■ **WHAT THE TASK REQUIRES**
Go through the data below. List every line that holds the word "ffffff".

■ **Figure content listings**
▬▬▬

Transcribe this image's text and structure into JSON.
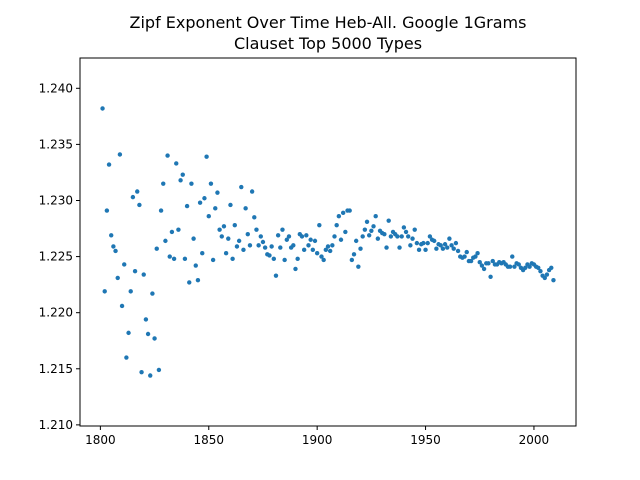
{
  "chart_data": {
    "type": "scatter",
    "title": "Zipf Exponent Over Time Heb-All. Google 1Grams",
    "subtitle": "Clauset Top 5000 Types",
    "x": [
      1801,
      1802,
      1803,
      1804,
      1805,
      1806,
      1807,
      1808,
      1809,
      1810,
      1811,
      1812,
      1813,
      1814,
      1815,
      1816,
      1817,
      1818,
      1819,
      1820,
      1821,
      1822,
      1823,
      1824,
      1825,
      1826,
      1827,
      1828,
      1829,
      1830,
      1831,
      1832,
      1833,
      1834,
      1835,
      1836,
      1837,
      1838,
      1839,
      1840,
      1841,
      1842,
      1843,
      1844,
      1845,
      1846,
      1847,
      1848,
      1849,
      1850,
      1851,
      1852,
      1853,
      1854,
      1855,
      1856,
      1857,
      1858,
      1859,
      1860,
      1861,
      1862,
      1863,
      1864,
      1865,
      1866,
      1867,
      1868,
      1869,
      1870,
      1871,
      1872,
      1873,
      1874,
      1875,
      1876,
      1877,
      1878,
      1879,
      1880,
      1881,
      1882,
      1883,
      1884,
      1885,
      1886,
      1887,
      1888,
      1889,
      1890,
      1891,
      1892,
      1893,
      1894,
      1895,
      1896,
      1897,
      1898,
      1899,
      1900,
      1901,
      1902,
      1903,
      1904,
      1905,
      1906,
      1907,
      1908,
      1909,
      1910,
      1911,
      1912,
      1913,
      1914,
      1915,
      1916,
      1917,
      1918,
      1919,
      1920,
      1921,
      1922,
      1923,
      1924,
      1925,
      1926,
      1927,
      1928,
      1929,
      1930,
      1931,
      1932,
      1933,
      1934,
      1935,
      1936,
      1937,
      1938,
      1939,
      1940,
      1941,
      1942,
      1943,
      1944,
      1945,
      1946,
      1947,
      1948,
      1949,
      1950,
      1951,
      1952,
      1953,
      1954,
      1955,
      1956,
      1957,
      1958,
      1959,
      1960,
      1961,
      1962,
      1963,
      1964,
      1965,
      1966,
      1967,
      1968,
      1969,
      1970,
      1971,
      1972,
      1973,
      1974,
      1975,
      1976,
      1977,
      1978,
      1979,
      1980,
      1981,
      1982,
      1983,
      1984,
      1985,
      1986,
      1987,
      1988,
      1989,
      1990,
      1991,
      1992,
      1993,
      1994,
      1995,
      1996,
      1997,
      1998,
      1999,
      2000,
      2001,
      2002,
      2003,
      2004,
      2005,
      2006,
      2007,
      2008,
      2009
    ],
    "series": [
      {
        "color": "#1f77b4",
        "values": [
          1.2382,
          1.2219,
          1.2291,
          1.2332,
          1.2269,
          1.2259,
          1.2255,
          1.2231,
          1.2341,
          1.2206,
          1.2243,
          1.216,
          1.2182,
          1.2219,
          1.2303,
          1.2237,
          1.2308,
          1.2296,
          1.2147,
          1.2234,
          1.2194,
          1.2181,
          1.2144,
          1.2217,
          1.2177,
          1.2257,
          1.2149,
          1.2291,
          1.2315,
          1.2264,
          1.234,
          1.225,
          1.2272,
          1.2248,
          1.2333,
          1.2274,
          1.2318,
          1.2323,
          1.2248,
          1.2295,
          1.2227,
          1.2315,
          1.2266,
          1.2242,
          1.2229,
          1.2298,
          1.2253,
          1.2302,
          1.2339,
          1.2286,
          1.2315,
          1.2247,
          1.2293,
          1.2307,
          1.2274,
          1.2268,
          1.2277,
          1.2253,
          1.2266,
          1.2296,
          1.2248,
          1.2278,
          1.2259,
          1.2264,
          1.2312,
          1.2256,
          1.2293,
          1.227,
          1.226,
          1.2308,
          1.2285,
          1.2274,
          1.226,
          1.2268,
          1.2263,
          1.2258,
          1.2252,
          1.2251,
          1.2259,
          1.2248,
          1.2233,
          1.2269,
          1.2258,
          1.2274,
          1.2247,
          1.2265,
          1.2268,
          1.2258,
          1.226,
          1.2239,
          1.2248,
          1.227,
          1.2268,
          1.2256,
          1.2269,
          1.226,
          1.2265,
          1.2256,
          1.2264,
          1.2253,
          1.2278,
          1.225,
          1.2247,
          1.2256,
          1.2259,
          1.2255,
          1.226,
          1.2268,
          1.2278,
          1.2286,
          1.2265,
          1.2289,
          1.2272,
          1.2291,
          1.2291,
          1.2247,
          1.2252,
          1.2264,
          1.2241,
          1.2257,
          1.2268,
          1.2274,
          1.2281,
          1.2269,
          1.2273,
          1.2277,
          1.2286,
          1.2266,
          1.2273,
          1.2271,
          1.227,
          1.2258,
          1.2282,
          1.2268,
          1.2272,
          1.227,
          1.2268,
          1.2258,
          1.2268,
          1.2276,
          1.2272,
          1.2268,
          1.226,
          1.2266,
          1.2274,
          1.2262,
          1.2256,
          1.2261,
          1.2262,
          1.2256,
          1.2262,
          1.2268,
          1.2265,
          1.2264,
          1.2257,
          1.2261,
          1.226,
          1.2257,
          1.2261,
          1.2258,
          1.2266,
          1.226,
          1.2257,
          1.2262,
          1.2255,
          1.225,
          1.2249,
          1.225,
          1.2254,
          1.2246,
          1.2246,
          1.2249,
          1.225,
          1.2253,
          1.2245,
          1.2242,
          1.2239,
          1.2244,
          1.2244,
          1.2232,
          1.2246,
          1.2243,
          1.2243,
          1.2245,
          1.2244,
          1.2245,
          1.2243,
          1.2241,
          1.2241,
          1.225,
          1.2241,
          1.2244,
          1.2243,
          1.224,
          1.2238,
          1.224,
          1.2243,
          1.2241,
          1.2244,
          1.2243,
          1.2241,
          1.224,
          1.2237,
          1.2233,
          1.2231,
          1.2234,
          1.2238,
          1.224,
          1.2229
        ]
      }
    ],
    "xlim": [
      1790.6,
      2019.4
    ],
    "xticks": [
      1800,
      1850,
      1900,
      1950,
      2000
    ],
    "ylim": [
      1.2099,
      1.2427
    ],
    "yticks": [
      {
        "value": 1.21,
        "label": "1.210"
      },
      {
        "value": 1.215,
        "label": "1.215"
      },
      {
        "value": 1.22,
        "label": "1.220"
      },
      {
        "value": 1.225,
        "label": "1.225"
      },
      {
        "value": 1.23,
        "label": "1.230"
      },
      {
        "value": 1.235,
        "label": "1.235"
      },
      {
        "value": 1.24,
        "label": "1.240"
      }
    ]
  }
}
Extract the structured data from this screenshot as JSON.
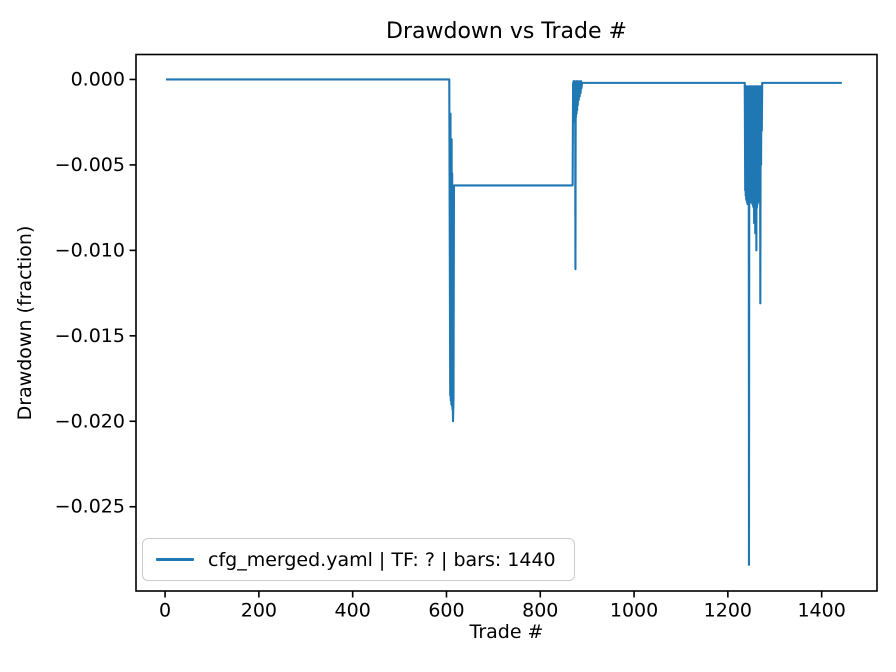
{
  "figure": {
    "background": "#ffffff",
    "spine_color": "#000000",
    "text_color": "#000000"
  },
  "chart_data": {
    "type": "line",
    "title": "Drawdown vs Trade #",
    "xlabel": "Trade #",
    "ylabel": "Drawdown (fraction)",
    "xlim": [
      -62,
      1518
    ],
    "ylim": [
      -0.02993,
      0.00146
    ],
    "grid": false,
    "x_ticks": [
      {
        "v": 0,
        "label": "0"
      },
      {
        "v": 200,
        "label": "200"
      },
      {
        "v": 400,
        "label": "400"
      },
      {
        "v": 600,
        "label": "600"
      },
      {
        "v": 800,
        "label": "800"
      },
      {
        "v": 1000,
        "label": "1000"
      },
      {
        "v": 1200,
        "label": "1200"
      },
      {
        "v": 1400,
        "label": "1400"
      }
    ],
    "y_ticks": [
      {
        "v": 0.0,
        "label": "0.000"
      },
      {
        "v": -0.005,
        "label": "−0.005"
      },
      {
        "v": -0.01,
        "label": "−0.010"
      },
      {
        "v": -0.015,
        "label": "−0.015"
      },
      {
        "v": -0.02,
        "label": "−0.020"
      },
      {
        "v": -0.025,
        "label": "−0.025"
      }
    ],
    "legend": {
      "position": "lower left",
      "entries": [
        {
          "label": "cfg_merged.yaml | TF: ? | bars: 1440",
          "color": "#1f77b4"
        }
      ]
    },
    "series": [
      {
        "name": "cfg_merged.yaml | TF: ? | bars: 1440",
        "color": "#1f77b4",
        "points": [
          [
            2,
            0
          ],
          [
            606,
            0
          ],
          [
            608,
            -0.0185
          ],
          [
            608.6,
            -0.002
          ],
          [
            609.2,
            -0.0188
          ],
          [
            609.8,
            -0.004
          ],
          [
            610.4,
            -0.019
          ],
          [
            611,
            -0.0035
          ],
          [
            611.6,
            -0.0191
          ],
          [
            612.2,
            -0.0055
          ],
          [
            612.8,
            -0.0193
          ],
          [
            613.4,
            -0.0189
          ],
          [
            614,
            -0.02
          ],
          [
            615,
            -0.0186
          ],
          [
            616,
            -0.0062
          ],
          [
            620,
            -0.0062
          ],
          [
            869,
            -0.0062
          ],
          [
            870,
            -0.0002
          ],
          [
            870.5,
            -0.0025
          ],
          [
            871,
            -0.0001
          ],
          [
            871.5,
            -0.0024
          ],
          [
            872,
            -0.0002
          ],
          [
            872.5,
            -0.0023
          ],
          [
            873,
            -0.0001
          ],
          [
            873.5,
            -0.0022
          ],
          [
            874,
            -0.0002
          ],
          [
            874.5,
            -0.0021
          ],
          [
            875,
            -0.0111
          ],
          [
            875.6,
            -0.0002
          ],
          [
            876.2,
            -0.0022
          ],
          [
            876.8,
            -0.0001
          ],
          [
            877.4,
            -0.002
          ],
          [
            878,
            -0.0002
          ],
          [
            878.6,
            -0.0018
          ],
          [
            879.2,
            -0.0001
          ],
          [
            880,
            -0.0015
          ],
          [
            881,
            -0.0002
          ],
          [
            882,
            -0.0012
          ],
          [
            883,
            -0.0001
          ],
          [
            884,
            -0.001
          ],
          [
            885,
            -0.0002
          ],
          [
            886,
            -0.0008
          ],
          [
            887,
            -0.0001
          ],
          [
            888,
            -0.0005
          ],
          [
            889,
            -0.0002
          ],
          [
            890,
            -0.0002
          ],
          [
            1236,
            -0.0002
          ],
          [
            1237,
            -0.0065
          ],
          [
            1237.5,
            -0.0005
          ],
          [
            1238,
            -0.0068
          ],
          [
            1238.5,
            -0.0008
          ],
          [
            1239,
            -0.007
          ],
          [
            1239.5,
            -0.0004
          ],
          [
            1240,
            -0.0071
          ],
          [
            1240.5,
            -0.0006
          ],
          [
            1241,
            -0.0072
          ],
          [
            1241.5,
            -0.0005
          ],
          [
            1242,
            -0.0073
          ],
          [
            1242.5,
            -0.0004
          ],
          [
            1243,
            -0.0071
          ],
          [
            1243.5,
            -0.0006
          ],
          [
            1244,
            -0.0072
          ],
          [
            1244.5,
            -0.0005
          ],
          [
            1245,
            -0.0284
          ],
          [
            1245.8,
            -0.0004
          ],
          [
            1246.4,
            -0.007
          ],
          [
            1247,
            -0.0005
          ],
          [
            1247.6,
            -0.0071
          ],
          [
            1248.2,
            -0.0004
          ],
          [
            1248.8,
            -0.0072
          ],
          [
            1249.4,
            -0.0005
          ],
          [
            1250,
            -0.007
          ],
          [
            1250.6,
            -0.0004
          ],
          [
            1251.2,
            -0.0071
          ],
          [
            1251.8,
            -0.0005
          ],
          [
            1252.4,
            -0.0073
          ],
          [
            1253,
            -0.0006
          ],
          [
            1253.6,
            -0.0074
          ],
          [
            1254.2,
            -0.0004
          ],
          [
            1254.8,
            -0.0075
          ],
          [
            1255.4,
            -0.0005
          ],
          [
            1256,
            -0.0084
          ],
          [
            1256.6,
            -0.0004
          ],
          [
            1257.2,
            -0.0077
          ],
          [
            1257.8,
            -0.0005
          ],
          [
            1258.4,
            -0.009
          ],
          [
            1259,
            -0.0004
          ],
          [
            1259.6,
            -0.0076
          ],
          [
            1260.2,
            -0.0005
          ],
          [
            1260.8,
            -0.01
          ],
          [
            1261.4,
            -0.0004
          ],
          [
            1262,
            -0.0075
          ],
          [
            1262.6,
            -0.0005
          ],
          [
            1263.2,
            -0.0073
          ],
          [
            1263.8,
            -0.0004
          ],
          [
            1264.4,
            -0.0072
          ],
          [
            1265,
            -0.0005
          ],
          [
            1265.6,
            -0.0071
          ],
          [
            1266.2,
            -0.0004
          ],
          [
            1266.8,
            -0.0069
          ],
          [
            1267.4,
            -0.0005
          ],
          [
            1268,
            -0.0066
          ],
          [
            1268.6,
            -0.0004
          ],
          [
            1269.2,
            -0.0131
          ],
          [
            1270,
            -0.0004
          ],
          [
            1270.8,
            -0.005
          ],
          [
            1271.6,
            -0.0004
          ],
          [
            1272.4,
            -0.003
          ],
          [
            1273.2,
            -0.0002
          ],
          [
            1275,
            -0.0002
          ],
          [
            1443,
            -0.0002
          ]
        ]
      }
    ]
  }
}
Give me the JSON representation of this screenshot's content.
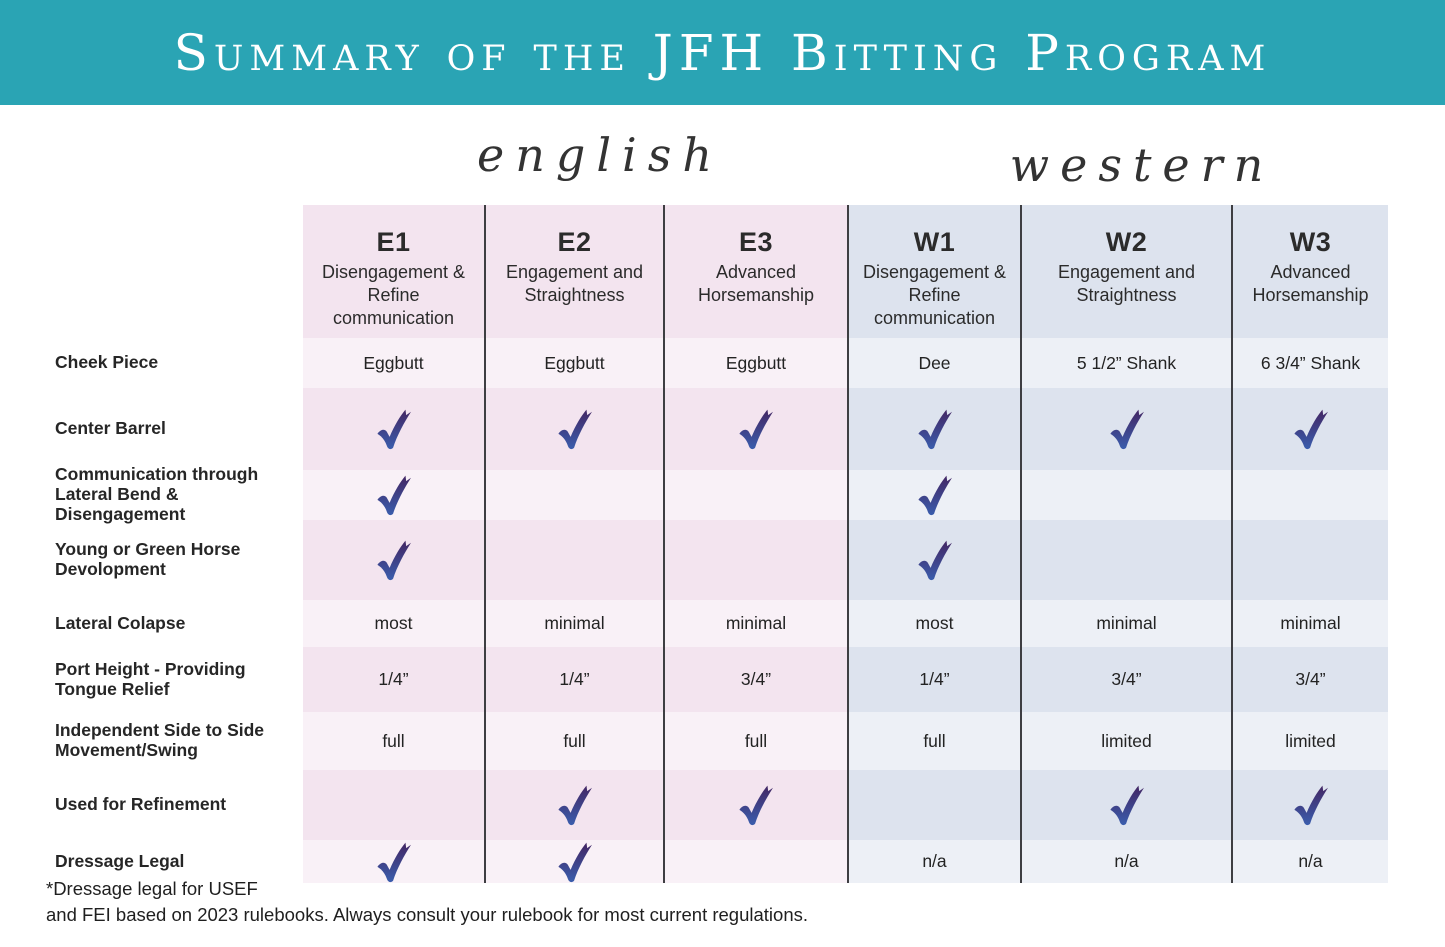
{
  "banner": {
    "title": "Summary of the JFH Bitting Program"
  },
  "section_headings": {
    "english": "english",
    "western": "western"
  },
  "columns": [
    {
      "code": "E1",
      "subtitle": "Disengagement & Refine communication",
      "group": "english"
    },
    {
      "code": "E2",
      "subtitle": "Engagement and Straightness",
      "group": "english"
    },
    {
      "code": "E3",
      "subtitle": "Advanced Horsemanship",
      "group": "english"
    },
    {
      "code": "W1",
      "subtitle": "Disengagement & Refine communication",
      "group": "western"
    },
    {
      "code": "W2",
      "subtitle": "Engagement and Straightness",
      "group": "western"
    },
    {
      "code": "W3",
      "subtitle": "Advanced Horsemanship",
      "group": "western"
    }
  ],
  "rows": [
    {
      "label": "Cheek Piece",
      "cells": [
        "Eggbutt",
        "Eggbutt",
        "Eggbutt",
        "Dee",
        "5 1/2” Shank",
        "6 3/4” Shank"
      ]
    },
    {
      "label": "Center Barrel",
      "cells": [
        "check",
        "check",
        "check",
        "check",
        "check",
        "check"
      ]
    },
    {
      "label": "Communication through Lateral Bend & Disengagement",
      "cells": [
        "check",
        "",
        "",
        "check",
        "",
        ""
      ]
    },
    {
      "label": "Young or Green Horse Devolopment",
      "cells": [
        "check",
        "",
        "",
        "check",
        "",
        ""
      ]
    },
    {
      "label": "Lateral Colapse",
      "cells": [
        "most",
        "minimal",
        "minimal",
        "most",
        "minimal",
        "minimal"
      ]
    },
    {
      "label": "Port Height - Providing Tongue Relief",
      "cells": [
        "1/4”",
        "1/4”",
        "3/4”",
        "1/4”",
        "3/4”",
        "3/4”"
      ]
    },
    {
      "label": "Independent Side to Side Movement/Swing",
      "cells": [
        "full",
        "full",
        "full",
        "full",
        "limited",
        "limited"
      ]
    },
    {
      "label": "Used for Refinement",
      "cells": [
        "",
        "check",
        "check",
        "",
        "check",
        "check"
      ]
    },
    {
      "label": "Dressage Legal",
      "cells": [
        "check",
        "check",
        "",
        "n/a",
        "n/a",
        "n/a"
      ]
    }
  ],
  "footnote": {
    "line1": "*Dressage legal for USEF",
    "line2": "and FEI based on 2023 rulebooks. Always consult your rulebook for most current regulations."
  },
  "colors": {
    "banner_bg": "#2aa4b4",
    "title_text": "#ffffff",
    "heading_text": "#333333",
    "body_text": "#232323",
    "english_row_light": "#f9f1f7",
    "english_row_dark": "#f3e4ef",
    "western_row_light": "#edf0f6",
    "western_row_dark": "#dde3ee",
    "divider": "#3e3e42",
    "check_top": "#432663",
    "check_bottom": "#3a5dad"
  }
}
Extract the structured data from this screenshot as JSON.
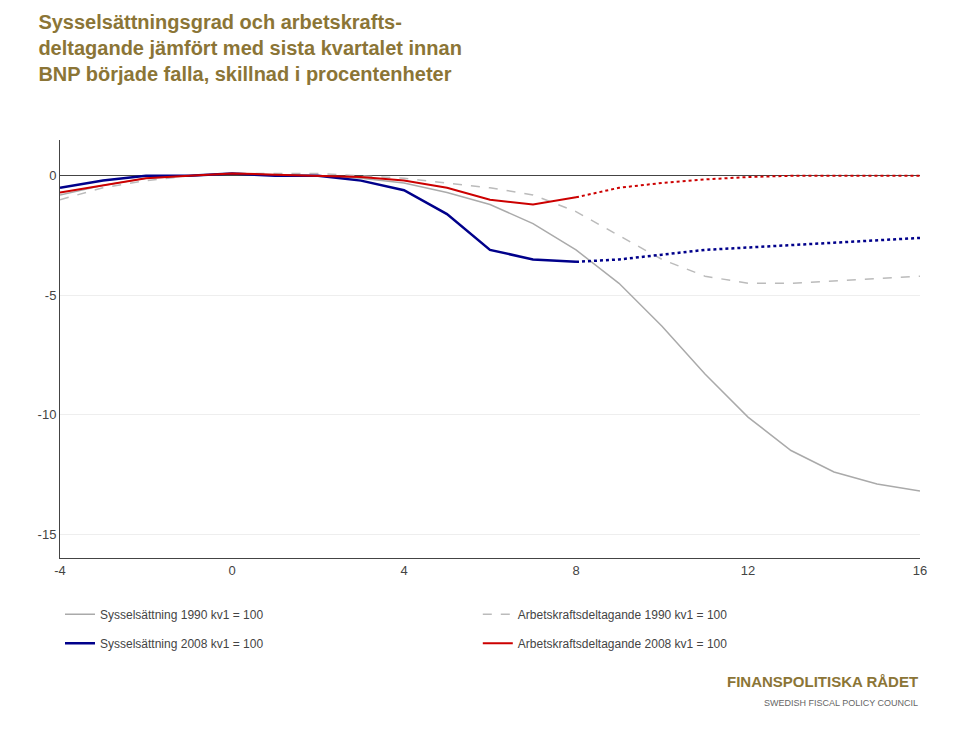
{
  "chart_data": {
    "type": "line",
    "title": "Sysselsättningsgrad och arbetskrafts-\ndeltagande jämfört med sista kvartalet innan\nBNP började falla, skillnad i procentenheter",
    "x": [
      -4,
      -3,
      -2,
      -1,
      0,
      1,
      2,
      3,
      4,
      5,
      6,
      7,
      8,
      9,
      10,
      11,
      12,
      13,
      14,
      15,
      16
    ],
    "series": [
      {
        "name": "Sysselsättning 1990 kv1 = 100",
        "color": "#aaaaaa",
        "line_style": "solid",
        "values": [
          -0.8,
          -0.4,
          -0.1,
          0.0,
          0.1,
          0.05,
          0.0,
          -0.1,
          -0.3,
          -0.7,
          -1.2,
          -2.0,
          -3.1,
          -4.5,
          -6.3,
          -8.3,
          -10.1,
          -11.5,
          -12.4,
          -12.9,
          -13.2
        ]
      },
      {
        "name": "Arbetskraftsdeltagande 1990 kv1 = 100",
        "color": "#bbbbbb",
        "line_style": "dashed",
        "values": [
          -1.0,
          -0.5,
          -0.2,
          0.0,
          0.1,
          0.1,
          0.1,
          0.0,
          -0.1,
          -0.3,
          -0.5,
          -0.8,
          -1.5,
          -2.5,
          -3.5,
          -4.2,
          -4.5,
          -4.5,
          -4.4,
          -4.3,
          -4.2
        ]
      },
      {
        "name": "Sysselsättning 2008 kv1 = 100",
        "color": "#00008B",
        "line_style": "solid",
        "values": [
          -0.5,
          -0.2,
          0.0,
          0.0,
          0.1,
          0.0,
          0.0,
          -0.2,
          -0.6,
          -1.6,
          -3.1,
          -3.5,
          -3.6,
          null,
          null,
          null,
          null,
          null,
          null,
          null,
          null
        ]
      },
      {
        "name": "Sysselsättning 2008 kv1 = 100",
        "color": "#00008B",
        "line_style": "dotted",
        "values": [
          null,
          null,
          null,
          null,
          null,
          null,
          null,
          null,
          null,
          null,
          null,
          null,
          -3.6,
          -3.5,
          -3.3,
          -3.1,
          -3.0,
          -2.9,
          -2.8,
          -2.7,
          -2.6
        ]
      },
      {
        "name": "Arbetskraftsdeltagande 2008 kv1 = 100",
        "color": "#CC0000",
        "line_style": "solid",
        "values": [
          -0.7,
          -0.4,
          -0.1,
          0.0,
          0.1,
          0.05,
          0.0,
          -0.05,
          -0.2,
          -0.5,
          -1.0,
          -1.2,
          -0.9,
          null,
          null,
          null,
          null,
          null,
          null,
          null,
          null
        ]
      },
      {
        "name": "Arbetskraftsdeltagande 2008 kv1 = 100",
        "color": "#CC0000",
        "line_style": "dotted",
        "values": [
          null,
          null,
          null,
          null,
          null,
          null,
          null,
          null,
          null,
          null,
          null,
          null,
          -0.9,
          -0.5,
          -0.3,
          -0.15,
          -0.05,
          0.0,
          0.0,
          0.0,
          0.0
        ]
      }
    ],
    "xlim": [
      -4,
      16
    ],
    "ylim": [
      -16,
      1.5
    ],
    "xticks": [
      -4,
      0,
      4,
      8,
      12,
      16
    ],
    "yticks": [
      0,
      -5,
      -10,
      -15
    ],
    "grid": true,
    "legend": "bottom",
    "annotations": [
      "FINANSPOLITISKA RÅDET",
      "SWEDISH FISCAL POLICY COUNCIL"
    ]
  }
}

▬▬▬

■ **SOLVED PROBLEM**
    "background": "#ffffff",
    "title_text": "#ffffff",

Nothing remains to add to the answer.